[Data records]
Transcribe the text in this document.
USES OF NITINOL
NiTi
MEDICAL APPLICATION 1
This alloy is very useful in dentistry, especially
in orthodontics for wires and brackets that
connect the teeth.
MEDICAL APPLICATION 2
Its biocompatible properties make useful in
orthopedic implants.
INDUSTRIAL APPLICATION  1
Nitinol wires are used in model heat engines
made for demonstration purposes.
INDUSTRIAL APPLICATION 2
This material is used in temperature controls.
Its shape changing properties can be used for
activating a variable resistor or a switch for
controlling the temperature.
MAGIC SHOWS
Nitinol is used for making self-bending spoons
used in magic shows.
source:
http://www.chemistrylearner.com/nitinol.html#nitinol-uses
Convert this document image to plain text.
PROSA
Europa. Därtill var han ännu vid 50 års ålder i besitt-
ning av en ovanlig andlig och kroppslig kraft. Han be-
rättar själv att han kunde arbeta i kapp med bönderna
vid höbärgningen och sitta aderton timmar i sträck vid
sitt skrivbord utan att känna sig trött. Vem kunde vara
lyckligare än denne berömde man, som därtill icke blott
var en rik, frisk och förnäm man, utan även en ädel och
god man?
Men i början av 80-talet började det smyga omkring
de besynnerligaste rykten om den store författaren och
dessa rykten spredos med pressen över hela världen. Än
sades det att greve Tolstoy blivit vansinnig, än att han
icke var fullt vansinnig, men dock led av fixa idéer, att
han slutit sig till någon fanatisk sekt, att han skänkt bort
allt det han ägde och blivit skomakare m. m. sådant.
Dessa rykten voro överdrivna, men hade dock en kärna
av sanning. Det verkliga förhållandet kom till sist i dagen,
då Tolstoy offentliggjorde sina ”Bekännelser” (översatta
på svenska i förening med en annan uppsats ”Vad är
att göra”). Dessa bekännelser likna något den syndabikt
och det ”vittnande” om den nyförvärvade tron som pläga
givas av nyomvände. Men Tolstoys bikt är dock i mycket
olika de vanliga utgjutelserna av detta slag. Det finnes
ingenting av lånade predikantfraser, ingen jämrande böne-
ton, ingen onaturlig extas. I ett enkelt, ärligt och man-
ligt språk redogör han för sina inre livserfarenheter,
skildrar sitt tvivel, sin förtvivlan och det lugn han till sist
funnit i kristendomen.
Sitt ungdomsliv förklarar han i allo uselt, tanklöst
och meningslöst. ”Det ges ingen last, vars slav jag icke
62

### Set task
Return exactly the lines from the line bearing "Convert this document image to plain text." to the end of the records, inclusive of both; include no other lines.

### Output for this task
Convert this document image to plain text.
PROSA
Europa. Därtill var han ännu vid 50 års ålder i besitt-
ning av en ovanlig andlig och kroppslig kraft. Han be-
rättar själv att han kunde arbeta i kapp med bönderna
vid höbärgningen och sitta aderton timmar i sträck vid
sitt skrivbord utan att känna sig trött. Vem kunde vara
lyckligare än denne berömde man, som därtill icke blott
var en rik, frisk och förnäm man, utan även en ädel och
god man?
Men i början av 80-talet började det smyga omkring
de besynnerligaste rykten om den store författaren och
dessa rykten spredos med pressen över hela världen. Än
sades det att greve Tolstoy blivit vansinnig, än att han
icke var fullt vansinnig, men dock led av fixa idéer, att
han slutit sig till någon fanatisk sekt, att han skänkt bort
allt det han ägde och blivit skomakare m. m. sådant.
Dessa rykten voro överdrivna, men hade dock en kärna
av sanning. Det verkliga förhållandet kom till sist i dagen,
då Tolstoy offentliggjorde sina ”Bekännelser” (översatta
på svenska i förening med en annan uppsats ”Vad är
att göra”). Dessa bekännelser likna något den syndabikt
och det ”vittnande” om den nyförvärvade tron som pläga
givas av nyomvände. Men Tolstoys bikt är dock i mycket
olika de vanliga utgjutelserna av detta slag. Det finnes
ingenting av lånade predikantfraser, ingen jämrande böne-
ton, ingen onaturlig extas. I ett enkelt, ärligt och man-
ligt språk redogör han för sina inre livserfarenheter,
skildrar sitt tvivel, sin förtvivlan och det lugn han till sist
funnit i kristendomen.
Sitt ungdomsliv förklarar han i allo uselt, tanklöst
och meningslöst. ”Det ges ingen last, vars slav jag icke
62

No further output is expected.